What you are asked to do ->
Go through the listing beneath this task and return every line that carries the string "через".

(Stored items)

┄┄┄┄┄┄

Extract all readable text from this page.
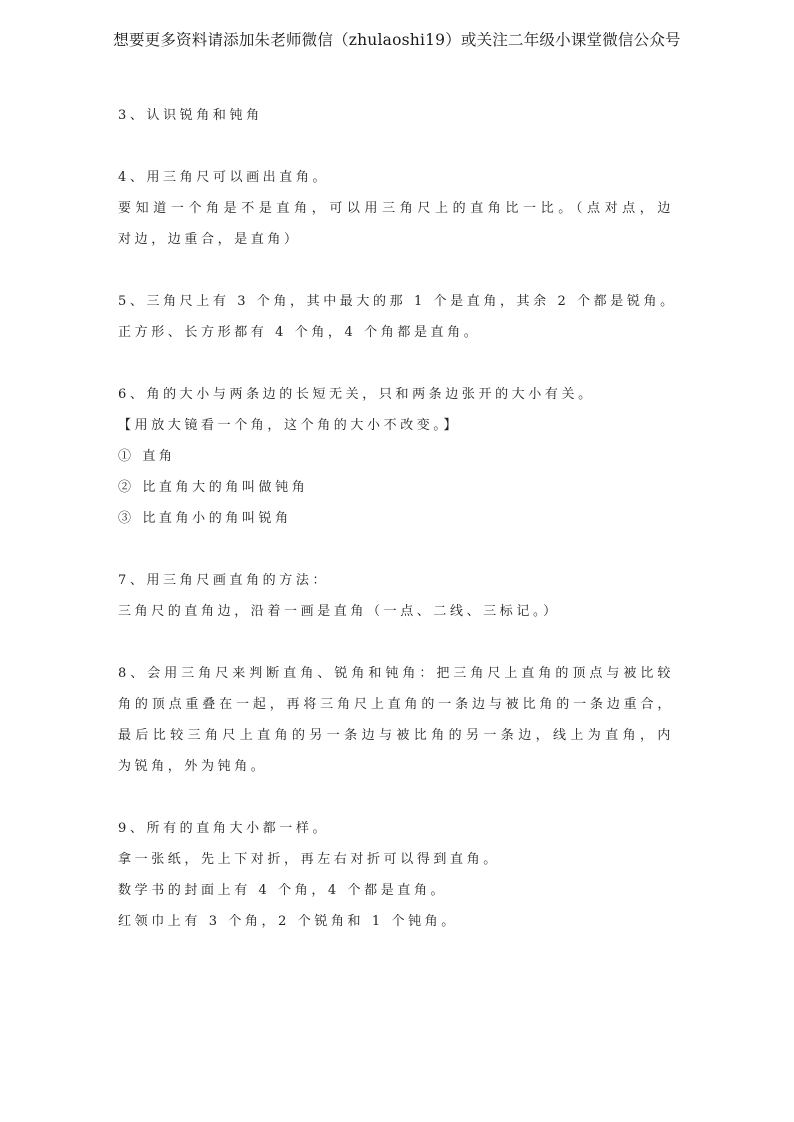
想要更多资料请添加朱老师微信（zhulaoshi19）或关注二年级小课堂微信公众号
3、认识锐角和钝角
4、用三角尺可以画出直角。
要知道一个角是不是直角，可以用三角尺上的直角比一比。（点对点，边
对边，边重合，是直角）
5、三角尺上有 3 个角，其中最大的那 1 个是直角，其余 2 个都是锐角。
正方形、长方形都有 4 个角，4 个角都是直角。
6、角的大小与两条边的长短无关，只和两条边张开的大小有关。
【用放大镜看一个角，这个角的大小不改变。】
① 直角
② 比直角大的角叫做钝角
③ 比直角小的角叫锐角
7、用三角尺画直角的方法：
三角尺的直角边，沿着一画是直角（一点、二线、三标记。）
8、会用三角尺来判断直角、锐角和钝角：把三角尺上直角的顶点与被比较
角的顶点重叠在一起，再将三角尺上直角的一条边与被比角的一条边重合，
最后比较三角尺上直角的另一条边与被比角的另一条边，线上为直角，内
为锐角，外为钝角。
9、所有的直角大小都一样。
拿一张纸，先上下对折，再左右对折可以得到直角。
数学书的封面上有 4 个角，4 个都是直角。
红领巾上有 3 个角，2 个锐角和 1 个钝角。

┄┄┄┄┄┄

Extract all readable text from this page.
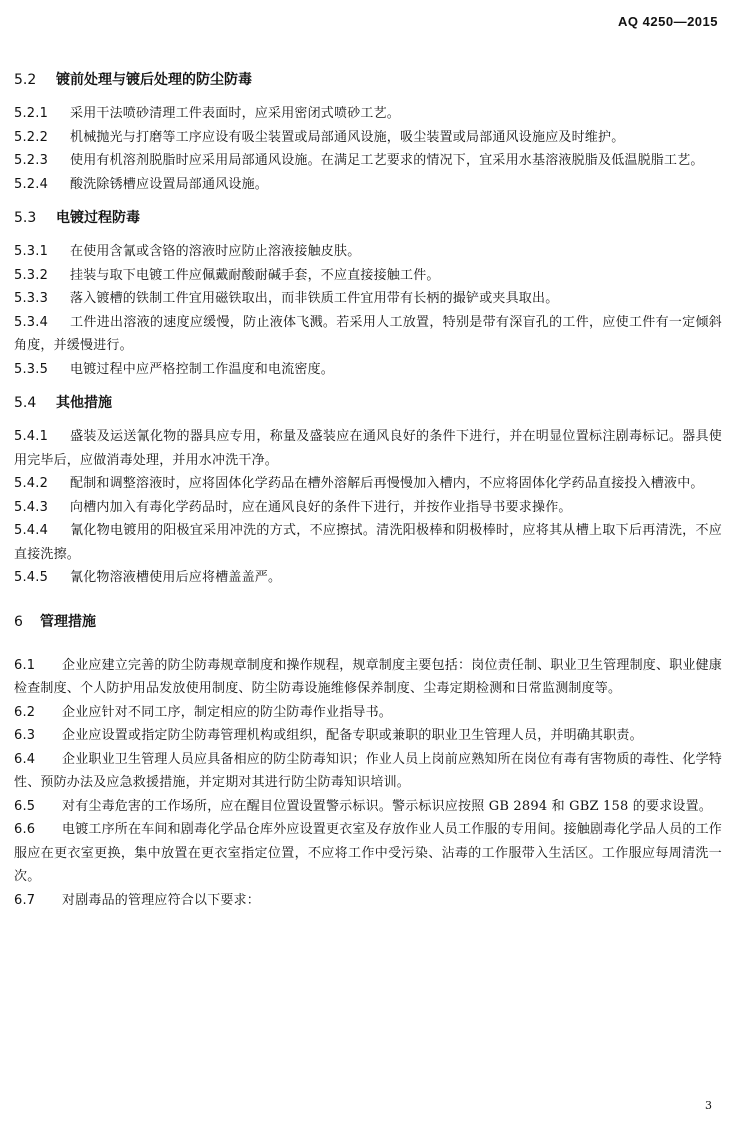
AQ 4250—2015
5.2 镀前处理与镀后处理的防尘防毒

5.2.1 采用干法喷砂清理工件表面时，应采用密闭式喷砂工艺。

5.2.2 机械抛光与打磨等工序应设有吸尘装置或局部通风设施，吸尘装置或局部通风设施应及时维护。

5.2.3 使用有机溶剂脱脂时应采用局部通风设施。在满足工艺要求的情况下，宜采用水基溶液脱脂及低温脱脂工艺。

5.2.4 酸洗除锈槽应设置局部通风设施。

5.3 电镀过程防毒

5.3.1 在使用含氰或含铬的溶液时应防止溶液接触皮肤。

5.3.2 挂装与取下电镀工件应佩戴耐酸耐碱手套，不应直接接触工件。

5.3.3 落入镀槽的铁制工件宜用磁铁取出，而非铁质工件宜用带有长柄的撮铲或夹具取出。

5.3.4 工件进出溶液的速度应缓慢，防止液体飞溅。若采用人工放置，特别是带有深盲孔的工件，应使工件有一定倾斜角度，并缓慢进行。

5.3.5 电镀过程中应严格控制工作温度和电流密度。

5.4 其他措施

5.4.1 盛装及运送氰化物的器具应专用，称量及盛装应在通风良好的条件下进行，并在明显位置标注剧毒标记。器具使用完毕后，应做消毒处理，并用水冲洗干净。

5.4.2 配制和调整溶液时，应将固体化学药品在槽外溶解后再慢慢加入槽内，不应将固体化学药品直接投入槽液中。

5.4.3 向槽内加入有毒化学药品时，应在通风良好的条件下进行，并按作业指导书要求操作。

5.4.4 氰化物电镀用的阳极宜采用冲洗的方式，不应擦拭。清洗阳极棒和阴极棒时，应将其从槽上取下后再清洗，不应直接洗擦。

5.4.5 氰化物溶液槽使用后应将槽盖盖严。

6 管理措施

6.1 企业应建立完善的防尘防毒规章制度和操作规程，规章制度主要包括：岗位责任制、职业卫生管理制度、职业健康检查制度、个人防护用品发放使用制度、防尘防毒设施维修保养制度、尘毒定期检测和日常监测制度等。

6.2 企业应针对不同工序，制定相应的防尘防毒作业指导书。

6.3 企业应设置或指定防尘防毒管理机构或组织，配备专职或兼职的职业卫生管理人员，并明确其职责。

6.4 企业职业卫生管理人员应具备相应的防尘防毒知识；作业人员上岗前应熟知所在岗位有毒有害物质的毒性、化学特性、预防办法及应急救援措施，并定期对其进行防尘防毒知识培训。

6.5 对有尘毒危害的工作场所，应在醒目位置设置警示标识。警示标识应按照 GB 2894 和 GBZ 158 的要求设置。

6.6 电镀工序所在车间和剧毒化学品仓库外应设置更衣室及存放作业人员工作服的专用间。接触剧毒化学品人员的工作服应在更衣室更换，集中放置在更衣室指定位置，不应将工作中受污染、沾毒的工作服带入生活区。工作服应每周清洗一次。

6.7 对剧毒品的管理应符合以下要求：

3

┄┄┄┄┄┄

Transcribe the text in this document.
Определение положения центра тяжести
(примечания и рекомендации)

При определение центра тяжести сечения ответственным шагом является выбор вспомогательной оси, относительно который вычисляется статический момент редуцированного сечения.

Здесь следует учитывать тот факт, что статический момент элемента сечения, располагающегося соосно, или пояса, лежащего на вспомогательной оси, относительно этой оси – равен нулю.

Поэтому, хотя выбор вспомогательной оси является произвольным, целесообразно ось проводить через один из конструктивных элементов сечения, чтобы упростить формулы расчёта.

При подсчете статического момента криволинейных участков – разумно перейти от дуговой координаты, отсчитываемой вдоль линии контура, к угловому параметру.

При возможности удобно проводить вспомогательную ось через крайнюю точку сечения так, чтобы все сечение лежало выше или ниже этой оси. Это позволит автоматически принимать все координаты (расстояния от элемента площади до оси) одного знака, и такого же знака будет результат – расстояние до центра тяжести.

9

┄┄┄┄┄┄

Written reply ->
Поэтому, хотя выбор вспомогательной оси является произвольным, целесообразно ось проводить через один из конструктивных элементов сечения, чтобы упростить формулы расчёта.
При возможности удобно проводить вспомогательную ось через крайнюю точку сечения так, чтобы все сечение лежало выше или ниже этой оси. Это позволит автоматически принимать все координаты (расстояния от элемента площади до оси) одного знака, и такого же знака будет результат – расстояние до центра тяжести.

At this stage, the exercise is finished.